Dataset listings of figures
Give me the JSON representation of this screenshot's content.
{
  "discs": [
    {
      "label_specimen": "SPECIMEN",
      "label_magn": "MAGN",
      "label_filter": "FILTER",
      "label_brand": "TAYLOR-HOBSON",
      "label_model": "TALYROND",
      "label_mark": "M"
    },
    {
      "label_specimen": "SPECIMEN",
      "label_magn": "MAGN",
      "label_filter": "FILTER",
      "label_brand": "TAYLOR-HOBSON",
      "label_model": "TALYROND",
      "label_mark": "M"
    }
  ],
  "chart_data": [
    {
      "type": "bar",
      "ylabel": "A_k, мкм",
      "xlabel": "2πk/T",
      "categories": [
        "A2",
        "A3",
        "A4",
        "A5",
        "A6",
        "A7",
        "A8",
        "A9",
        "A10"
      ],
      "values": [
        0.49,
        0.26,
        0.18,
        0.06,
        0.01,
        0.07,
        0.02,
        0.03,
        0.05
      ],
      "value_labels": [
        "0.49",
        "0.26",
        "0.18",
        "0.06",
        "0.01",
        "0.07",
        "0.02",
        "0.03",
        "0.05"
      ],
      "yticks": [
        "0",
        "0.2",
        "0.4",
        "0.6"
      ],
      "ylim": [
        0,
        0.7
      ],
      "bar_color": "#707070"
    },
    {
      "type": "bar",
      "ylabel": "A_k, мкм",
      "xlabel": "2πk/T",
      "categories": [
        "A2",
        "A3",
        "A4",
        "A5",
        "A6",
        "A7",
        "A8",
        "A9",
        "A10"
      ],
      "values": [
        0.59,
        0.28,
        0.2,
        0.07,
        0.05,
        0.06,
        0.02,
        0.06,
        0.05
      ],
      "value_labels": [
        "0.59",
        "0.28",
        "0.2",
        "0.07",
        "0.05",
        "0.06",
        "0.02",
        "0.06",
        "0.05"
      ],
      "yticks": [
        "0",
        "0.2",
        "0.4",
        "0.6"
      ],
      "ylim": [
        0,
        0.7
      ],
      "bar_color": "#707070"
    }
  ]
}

**DIRECTION**
Each record should come back exactly as written.

**THE RESULT**
Give me the JSON representation of this screenshot's content.
{
  "discs": [
    {
      "label_specimen": "SPECIMEN",
      "label_magn": "MAGN",
      "label_filter": "FILTER",
      "label_brand": "TAYLOR-HOBSON",
      "label_model": "TALYROND",
      "label_mark": "M"
    },
    {
      "label_specimen": "SPECIMEN",
      "label_magn": "MAGN",
      "label_filter": "FILTER",
      "label_brand": "TAYLOR-HOBSON",
      "label_model": "TALYROND",
      "label_mark": "M"
    }
  ],
  "chart_data": [
    {
      "type": "bar",
      "ylabel": "A_k, мкм",
      "xlabel": "2πk/T",
      "categories": [
        "A2",
        "A3",
        "A4",
        "A5",
        "A6",
        "A7",
        "A8",
        "A9",
        "A10"
      ],
      "values": [
        0.49,
        0.26,
        0.18,
        0.06,
        0.01,
        0.07,
        0.02,
        0.03,
        0.05
      ],
      "value_labels": [
        "0.49",
        "0.26",
        "0.18",
        "0.06",
        "0.01",
        "0.07",
        "0.02",
        "0.03",
        "0.05"
      ],
      "yticks": [
        "0",
        "0.2",
        "0.4",
        "0.6"
      ],
      "ylim": [
        0,
        0.7
      ],
      "bar_color": "#707070"
    },
    {
      "type": "bar",
      "ylabel": "A_k, мкм",
      "xlabel": "2πk/T",
      "categories": [
        "A2",
        "A3",
        "A4",
        "A5",
        "A6",
        "A7",
        "A8",
        "A9",
        "A10"
      ],
      "values": [
        0.59,
        0.28,
        0.2,
        0.07,
        0.05,
        0.06,
        0.02,
        0.06,
        0.05
      ],
      "value_labels": [
        "0.59",
        "0.28",
        "0.2",
        "0.07",
        "0.05",
        "0.06",
        "0.02",
        "0.06",
        "0.05"
      ],
      "yticks": [
        "0",
        "0.2",
        "0.4",
        "0.6"
      ],
      "ylim": [
        0,
        0.7
      ],
      "bar_color": "#707070"
    }
  ]
}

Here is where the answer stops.